Copy out each line exactly; pictures stay out of the copy.

→ Recorded information
========================================
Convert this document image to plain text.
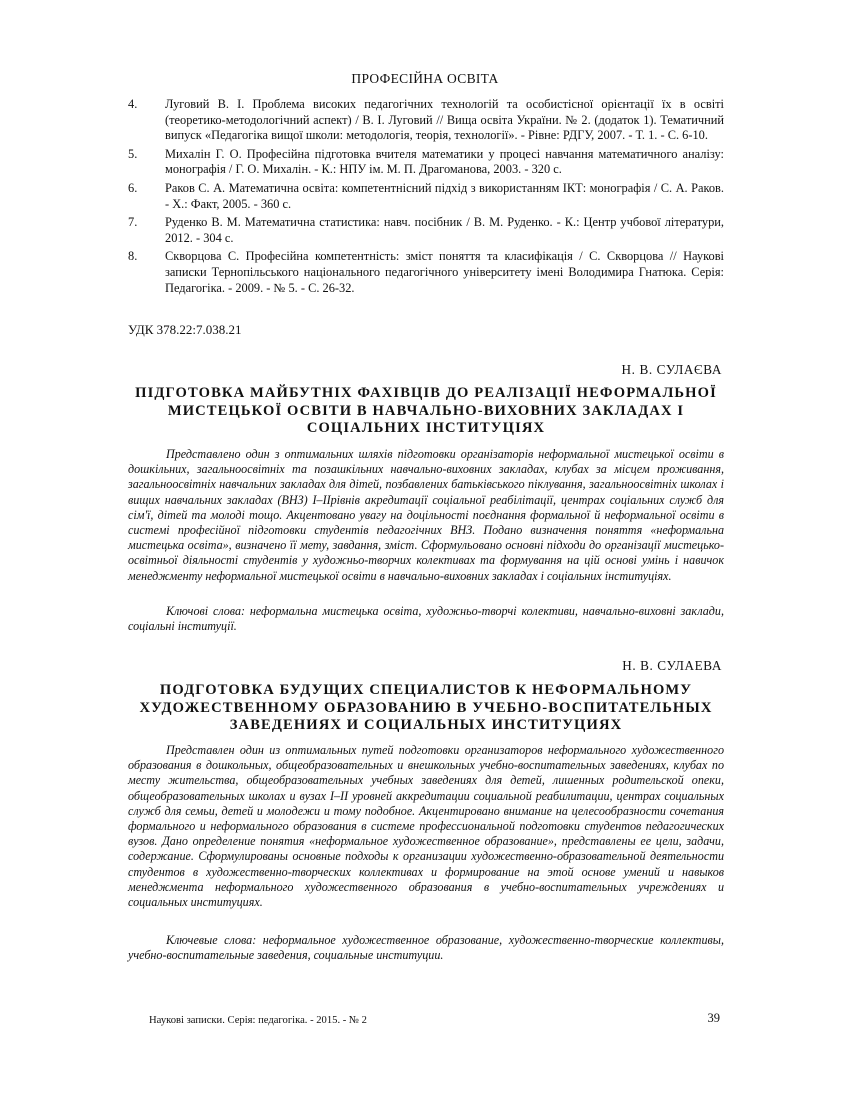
ПРОФЕСІЙНА ОСВІТА
4.	Луговий В. І. Проблема високих педагогічних технологій та особистісної орієнтації їх в освіті (теоретико-методологічний аспект) / В. І. Луговий // Вища освіта України. № 2. (додаток 1). Тематичний випуск «Педагогіка вищої школи: методологія, теорія, технології». - Рівне: РДГУ, 2007. - Т. 1. - С. 6-10.
5.	Михалін Г. О. Професійна підготовка вчителя математики у процесі навчання математичного аналізу: монографія / Г. О. Михалін. - К.: НПУ ім. М. П. Драгоманова, 2003. - 320 с.
6.	Раков С. А. Математична освіта: компетентнісний підхід з використанням ІКТ: монографія / С. А. Раков. - Х.: Факт, 2005. - 360 с.
7.	Руденко В. М. Математична статистика: навч. посібник / В. М. Руденко. - К.: Центр учбової літератури, 2012. - 304 с.
8.	Скворцова С. Професійна компетентність: зміст поняття та класифікація / С. Скворцова // Наукові записки Тернопільського національного педагогічного університету імені Володимира Гнатюка. Серія: Педагогіка. - 2009. - № 5. - С. 26-32.
УДК 378.22:7.038.21
Н. В. СУЛАЄВА
ПІДГОТОВКА МАЙБУТНІХ ФАХІВЦІВ ДО РЕАЛІЗАЦІЇ НЕФОРМАЛЬНОЇ МИСТЕЦЬКОЇ ОСВІТИ В НАВЧАЛЬНО-ВИХОВНИХ ЗАКЛАДАХ І СОЦІАЛЬНИХ ІНСТИТУЦІЯХ

Представлено один з оптимальних шляхів підготовки організаторів неформальної мистецької освіти в дошкільних, загальноосвітніх та позашкільних навчально-виховних закладах, клубах за місцем проживання, загальноосвітніх навчальних закладах для дітей, позбавлених батьківського піклування, загальноосвітніх школах і вищих навчальних закладах (ВНЗ) І–ІІрівнів акредитації соціальної реабілітації, центрах соціальних служб для сім'ї, дітей та молоді тощо. Акцентовано увагу на доцільності поєднання формальної й неформальної освіти в системі професійної підготовки студентів педагогічних ВНЗ. Подано визначення поняття «неформальна мистецька освіта», визначено її мету, завдання, зміст. Сформульовано основні підходи до організації мистецько-освітньої діяльності студентів у художньо-творчих колективах та формування на цій основі умінь і навичок менеджменту неформальної мистецької освіти в навчально-виховних закладах і соціальних інституціях.

Ключові слова: неформальна мистецька освіта, художньо-творчі колективи, навчально-виховні заклади, соціальні інституції.

Н. В. СУЛАЕВА
ПОДГОТОВКА БУДУЩИХ СПЕЦИАЛИСТОВ К НЕФОРМАЛЬНОМУ ХУДОЖЕСТВЕННОМУ ОБРАЗОВАНИЮ В УЧЕБНО-ВОСПИТАТЕЛЬНЫХ ЗАВЕДЕНИЯХ И СОЦИАЛЬНЫХ ИНСТИТУЦИЯХ

Представлен один из оптимальных путей подготовки организаторов неформального художественного образования в дошкольных, общеобразовательных и внешкольных учебно-воспитательных заведениях, клубах по месту жительства, общеобразовательных учебных заведениях для детей, лишенных родительской опеки, общеобразовательных школах и вузах І–ІІ уровней аккредитации социальной реабилитации, центрах социальных служб для семьи, детей и молодежи и тому подобное. Акцентировано внимание на целесообразности сочетания формального и неформального образования в системе профессиональной подготовки студентов педагогических вузов. Дано определение понятия «неформальное художественное образование», представлены ее цели, задачи, содержание. Сформулированы основные подходы к организации художественно-образовательной деятельности студентов в художественно-творческих коллективах и формирование на этой основе умений и навыков менеджмента неформального художественного образования в учебно-воспитательных учреждениях и социальных институциях.

Ключевые слова: неформальное художественное образование, художественно-творческие коллективы, учебно-воспитательные заведения, социальные институции.

Наукові записки. Серія: педагогіка. - 2015. - № 2	39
========================================
→ Response to the exercise
Convert this document image to plain text.
ПРОФЕСІЙНА ОСВІТА
4.	Луговий В. І. Проблема високих педагогічних технологій та особистісної орієнтації їх в освіті (теоретико-методологічний аспект) / В. І. Луговий // Вища освіта України. № 2. (додаток 1). Тематичний випуск «Педагогіка вищої школи: методологія, теорія, технології». - Рівне: РДГУ, 2007. - Т. 1. - С. 6-10.
5.	Михалін Г. О. Професійна підготовка вчителя математики у процесі навчання математичного аналізу: монографія / Г. О. Михалін. - К.: НПУ ім. М. П. Драгоманова, 2003. - 320 с.
6.	Раков С. А. Математична освіта: компетентнісний підхід з використанням ІКТ: монографія / С. А. Раков. - Х.: Факт, 2005. - 360 с.
7.	Руденко В. М. Математична статистика: навч. посібник / В. М. Руденко. - К.: Центр учбової літератури, 2012. - 304 с.
8.	Скворцова С. Професійна компетентність: зміст поняття та класифікація / С. Скворцова // Наукові записки Тернопільського національного педагогічного університету імені Володимира Гнатюка. Серія: Педагогіка. - 2009. - № 5. - С. 26-32.
УДК 378.22:7.038.21
Н. В. СУЛАЄВА
ПІДГОТОВКА МАЙБУТНІХ ФАХІВЦІВ ДО РЕАЛІЗАЦІЇ НЕФОРМАЛЬНОЇ МИСТЕЦЬКОЇ ОСВІТИ В НАВЧАЛЬНО-ВИХОВНИХ ЗАКЛАДАХ І СОЦІАЛЬНИХ ІНСТИТУЦІЯХ

Представлено один з оптимальних шляхів підготовки організаторів неформальної мистецької освіти в дошкільних, загальноосвітніх та позашкільних навчально-виховних закладах, клубах за місцем проживання, загальноосвітніх навчальних закладах для дітей, позбавлених батьківського піклування, загальноосвітніх школах і вищих навчальних закладах (ВНЗ) І–ІІрівнів акредитації соціальної реабілітації, центрах соціальних служб для сім'ї, дітей та молоді тощо. Акцентовано увагу на доцільності поєднання формальної й неформальної освіти в системі професійної підготовки студентів педагогічних ВНЗ. Подано визначення поняття «неформальна мистецька освіта», визначено її мету, завдання, зміст. Сформульовано основні підходи до організації мистецько-освітньої діяльності студентів у художньо-творчих колективах та формування на цій основі умінь і навичок менеджменту неформальної мистецької освіти в навчально-виховних закладах і соціальних інституціях.

Ключові слова: неформальна мистецька освіта, художньо-творчі колективи, навчально-виховні заклади, соціальні інституції.

Н. В. СУЛАЕВА
ПОДГОТОВКА БУДУЩИХ СПЕЦИАЛИСТОВ К НЕФОРМАЛЬНОМУ ХУДОЖЕСТВЕННОМУ ОБРАЗОВАНИЮ В УЧЕБНО-ВОСПИТАТЕЛЬНЫХ ЗАВЕДЕНИЯХ И СОЦИАЛЬНЫХ ИНСТИТУЦИЯХ

Представлен один из оптимальных путей подготовки организаторов неформального художественного образования в дошкольных, общеобразовательных и внешкольных учебно-воспитательных заведениях, клубах по месту жительства, общеобразовательных учебных заведениях для детей, лишенных родительской опеки, общеобразовательных школах и вузах І–ІІ уровней аккредитации социальной реабилитации, центрах социальных служб для семьи, детей и молодежи и тому подобное. Акцентировано внимание на целесообразности сочетания формального и неформального образования в системе профессиональной подготовки студентов педагогических вузов. Дано определение понятия «неформальное художественное образование», представлены ее цели, задачи, содержание. Сформулированы основные подходы к организации художественно-образовательной деятельности студентов в художественно-творческих коллективах и формирование на этой основе умений и навыков менеджмента неформального художественного образования в учебно-воспитательных учреждениях и социальных институциях.

Ключевые слова: неформальное художественное образование, художественно-творческие коллективы, учебно-воспитательные заведения, социальные институции.

Наукові записки. Серія: педагогіка. - 2015. - № 2	39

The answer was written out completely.